I caution the progressives out there, the achievers, the highly motivated individuals, I warn you now, having built a lifetime of pursuits, achievements, goals and progress of my own on soft ground … my foundation has cracked. The structures I have built for myself have weakened.  Notice, in my description of my mistake, my misfortune, I don’t call it failure.  It’s not that, because this, the sharing of mistakes, the admission of it is a lesson.  The fact that I can pass along these hard-earned reflections to you, my sisters, my brothers, my life is not wasted.

Dataset records:
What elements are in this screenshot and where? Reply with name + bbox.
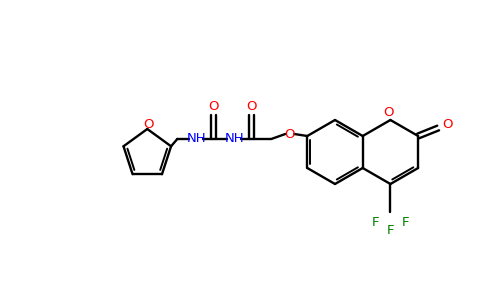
Text: NH: NH	[225, 133, 244, 146]
Text: O: O	[246, 100, 257, 113]
Text: O: O	[143, 118, 153, 130]
Text: O: O	[208, 100, 219, 113]
Text: F: F	[387, 224, 394, 236]
Text: O: O	[284, 128, 295, 140]
Text: O: O	[442, 118, 453, 131]
Text: O: O	[383, 106, 393, 119]
Text: F: F	[372, 215, 379, 229]
Text: F: F	[402, 215, 409, 229]
Text: NH: NH	[186, 133, 206, 146]
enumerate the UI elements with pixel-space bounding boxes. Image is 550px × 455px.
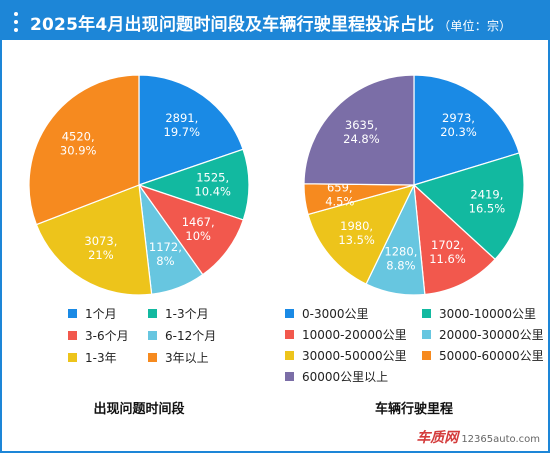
- legend-label: 60000公里以上: [302, 370, 388, 384]
- slice-percent-label: 8.8%: [386, 259, 415, 273]
- watermark: 车质网 12365auto.com: [416, 427, 540, 447]
- watermark-site: 12365auto.com: [461, 434, 540, 445]
- slice-percent-label: 21%: [88, 248, 114, 262]
- slice-value-label: 1172,: [149, 240, 182, 254]
- slice-percent-label: 10%: [185, 229, 211, 243]
- legend-label: 6-12个月: [165, 329, 216, 343]
- legend-swatch: [285, 351, 294, 360]
- pie-slice: [307, 184, 416, 285]
- page-title: 2025年4月出现问题时间段及车辆行驶里程投诉占比 （单位：宗）: [30, 10, 511, 35]
- slice-value-label: 2419,: [470, 188, 503, 202]
- pie-slice: [413, 74, 520, 186]
- slice-value-label: 2973,: [442, 111, 475, 125]
- legend-label: 50000-60000公里: [439, 349, 544, 363]
- slice-percent-label: 10.4%: [194, 185, 231, 199]
- title-text: 2025年4月出现问题时间段及车辆行驶里程投诉占比: [30, 15, 435, 35]
- legend-label: 3年以上: [165, 351, 209, 365]
- legend-swatch: [68, 331, 77, 340]
- legend-label: 3000-10000公里: [439, 307, 536, 321]
- slice-percent-label: 24.8%: [343, 132, 380, 146]
- legend-swatch: [68, 309, 77, 318]
- pie-slice: [413, 183, 496, 296]
- slice-value-label: 1702,: [431, 238, 464, 252]
- slice-value-label: 1467,: [182, 215, 215, 229]
- slice-value-label: 1280,: [384, 245, 417, 259]
- pie-chart-1: 2891,19.7% 1525,10.4% 1467,10%1172,8% 3073,…: [28, 74, 250, 296]
- pie-slice: [138, 74, 244, 186]
- header-bar: 2025年4月出现问题时间段及车辆行驶里程投诉占比 （单位：宗）: [2, 2, 548, 40]
- pie-chart-2: 2973,20.3% 2419,16.5% 1702,11.6% 1280,8.8% 1…: [303, 74, 525, 296]
- legend-1: 1个月 1-3个月 3-6个月 6-12个月 1-3年 3年以上: [68, 307, 216, 365]
- legend-swatch: [68, 353, 77, 362]
- legend-label: 10000-20000公里: [302, 328, 407, 342]
- legend-label: 20000-30000公里: [439, 328, 544, 342]
- pie-slice: [412, 152, 525, 261]
- legend-swatch: [422, 351, 431, 360]
- legend-swatch: [422, 330, 431, 339]
- slice-percent-label: 30.9%: [60, 143, 97, 157]
- slice-percent-label: 13.5%: [338, 233, 375, 247]
- legend-swatch: [422, 309, 431, 318]
- pie-slice: [28, 74, 140, 226]
- legend-swatch: [148, 309, 157, 318]
- pie-slice: [35, 184, 153, 296]
- legend-swatch: [148, 331, 157, 340]
- legend-swatch: [148, 353, 157, 362]
- slice-value-label: 2891,: [165, 111, 198, 125]
- slice-percent-label: 11.6%: [429, 252, 466, 266]
- slice-percent-label: 4.5%: [325, 195, 354, 209]
- legend-swatch: [285, 309, 294, 318]
- legend-label: 0-3000公里: [302, 307, 369, 321]
- slice-value-label: 3073,: [84, 234, 117, 248]
- unit-text: （单位：宗）: [438, 19, 512, 33]
- watermark-brand: 车质网: [416, 430, 459, 446]
- legend-label: 30000-50000公里: [302, 349, 407, 363]
- legend-label: 1-3年: [85, 351, 117, 365]
- slice-value-label: 3635,: [345, 118, 378, 132]
- slice-value-label: 1525,: [196, 171, 229, 185]
- slice-value-label: 4520,: [62, 129, 95, 143]
- slice-percent-label: 19.7%: [164, 125, 201, 139]
- legend-swatch: [285, 372, 294, 381]
- chart-caption: 车辆行驶里程: [375, 401, 453, 417]
- slice-value-label: 1980,: [340, 219, 373, 233]
- slice-percent-label: 20.3%: [440, 125, 477, 139]
- legend-swatch: [285, 330, 294, 339]
- pie-slice: [137, 148, 250, 221]
- chart-caption: 出现问题时间段: [93, 401, 184, 417]
- header-dots-icon: [14, 12, 20, 32]
- legend-2: 0-3000公里 3000-10000公里 10000-20000公里 20000-3…: [285, 307, 544, 384]
- pie-slice: [303, 74, 415, 186]
- slice-percent-label: 8%: [156, 254, 174, 268]
- slice-percent-label: 16.5%: [469, 202, 506, 216]
- legend-label: 1-3个月: [165, 307, 209, 321]
- legend-label: 1个月: [85, 307, 117, 321]
- legend-label: 3-6个月: [85, 329, 129, 343]
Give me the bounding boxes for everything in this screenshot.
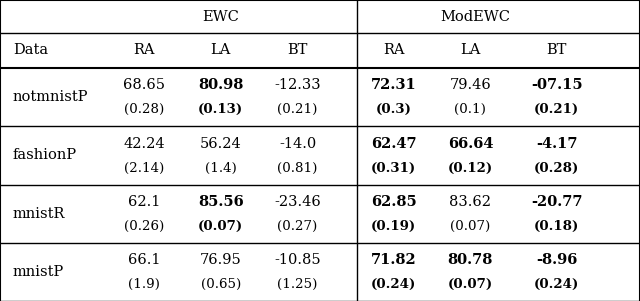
Text: notmnistP: notmnistP [13,90,88,104]
Text: 76.95: 76.95 [200,253,242,267]
Text: 62.85: 62.85 [371,195,417,209]
Text: (1.9): (1.9) [128,278,160,291]
Text: -8.96: -8.96 [536,253,577,267]
Text: 62.1: 62.1 [128,195,160,209]
Text: LA: LA [460,43,481,57]
Text: (0.18): (0.18) [534,220,579,233]
Text: (0.31): (0.31) [371,162,416,175]
Text: (0.81): (0.81) [277,162,318,175]
Text: 62.47: 62.47 [371,137,417,150]
Text: 71.82: 71.82 [371,253,417,267]
Text: 83.62: 83.62 [449,195,492,209]
Text: LA: LA [211,43,231,57]
Text: (0.07): (0.07) [451,220,490,233]
Text: EWC: EWC [202,10,239,23]
Text: -14.0: -14.0 [279,137,316,150]
Text: 42.24: 42.24 [123,137,165,150]
Text: ModEWC: ModEWC [440,10,510,23]
Text: -07.15: -07.15 [531,78,582,92]
Text: RA: RA [133,43,155,57]
Text: 56.24: 56.24 [200,137,242,150]
Text: -12.33: -12.33 [275,78,321,92]
Text: -4.17: -4.17 [536,137,577,150]
Text: (0.1): (0.1) [454,103,486,116]
Text: (0.21): (0.21) [534,103,579,116]
Text: (0.28): (0.28) [124,103,164,116]
Text: (0.19): (0.19) [371,220,416,233]
Text: (2.14): (2.14) [124,162,164,175]
Text: RA: RA [383,43,404,57]
Text: fashionP: fashionP [13,148,77,162]
Text: (0.3): (0.3) [376,103,412,116]
Text: 72.31: 72.31 [371,78,417,92]
Text: (0.26): (0.26) [124,220,164,233]
Text: (1.4): (1.4) [205,162,237,175]
Text: 68.65: 68.65 [123,78,165,92]
Text: BT: BT [547,43,567,57]
Text: (0.65): (0.65) [201,278,241,291]
Text: (0.27): (0.27) [278,220,317,233]
Text: 66.1: 66.1 [128,253,160,267]
Text: (0.21): (0.21) [277,103,318,116]
Text: (1.25): (1.25) [277,278,318,291]
Text: 79.46: 79.46 [449,78,492,92]
Text: (0.07): (0.07) [198,220,243,233]
Text: BT: BT [287,43,308,57]
Text: Data: Data [13,43,48,57]
Text: 66.64: 66.64 [447,137,493,150]
Text: (0.12): (0.12) [448,162,493,175]
Text: (0.24): (0.24) [534,278,579,291]
Text: (0.07): (0.07) [448,278,493,291]
Text: (0.13): (0.13) [198,103,243,116]
Text: mnistR: mnistR [13,207,65,221]
Text: 80.98: 80.98 [198,78,243,92]
Text: -10.85: -10.85 [275,253,321,267]
Text: -20.77: -20.77 [531,195,582,209]
Text: 80.78: 80.78 [448,253,493,267]
Text: (0.28): (0.28) [534,162,579,175]
Text: 85.56: 85.56 [198,195,244,209]
Text: (0.24): (0.24) [371,278,416,291]
Text: -23.46: -23.46 [274,195,321,209]
Text: mnistP: mnistP [13,265,64,279]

__Your tasks__:
a. Summarize the passage in two sentences.
b. In the passage, what word does the speaker decline to use for the mistake?
c. Print the stretch of the passage from "I caution the" through "is not wasted.".
Work from the passage alone, not from the listing.

__Answers for the exercise__:
a. The speaker warns achievers and highly motivated people that a lifetime of pursuits and progress built on soft ground has left the speaker's foundation cracked and the structures weakened. The speaker won't call this a failure, because admitting and sharing the mistake is a lesson, and passing it on means the speaker's life is not wasted.

b. Failure.

c.
I caution the progressives out there, the achievers, the highly motivated individuals, I warn you now, having built a lifetime of pursuits, achievements, goals and progress of my own on soft ground … my foundation has cracked. The structures I have built for myself have weakened.  Notice, in my description of my mistake, my misfortune, I don’t call it failure.  It’s not that, because this, the sharing of mistakes, the admission of it is a lesson.  The fact that I can pass along these hard-earned reflections to you, my sisters, my brothers, my life is not wasted.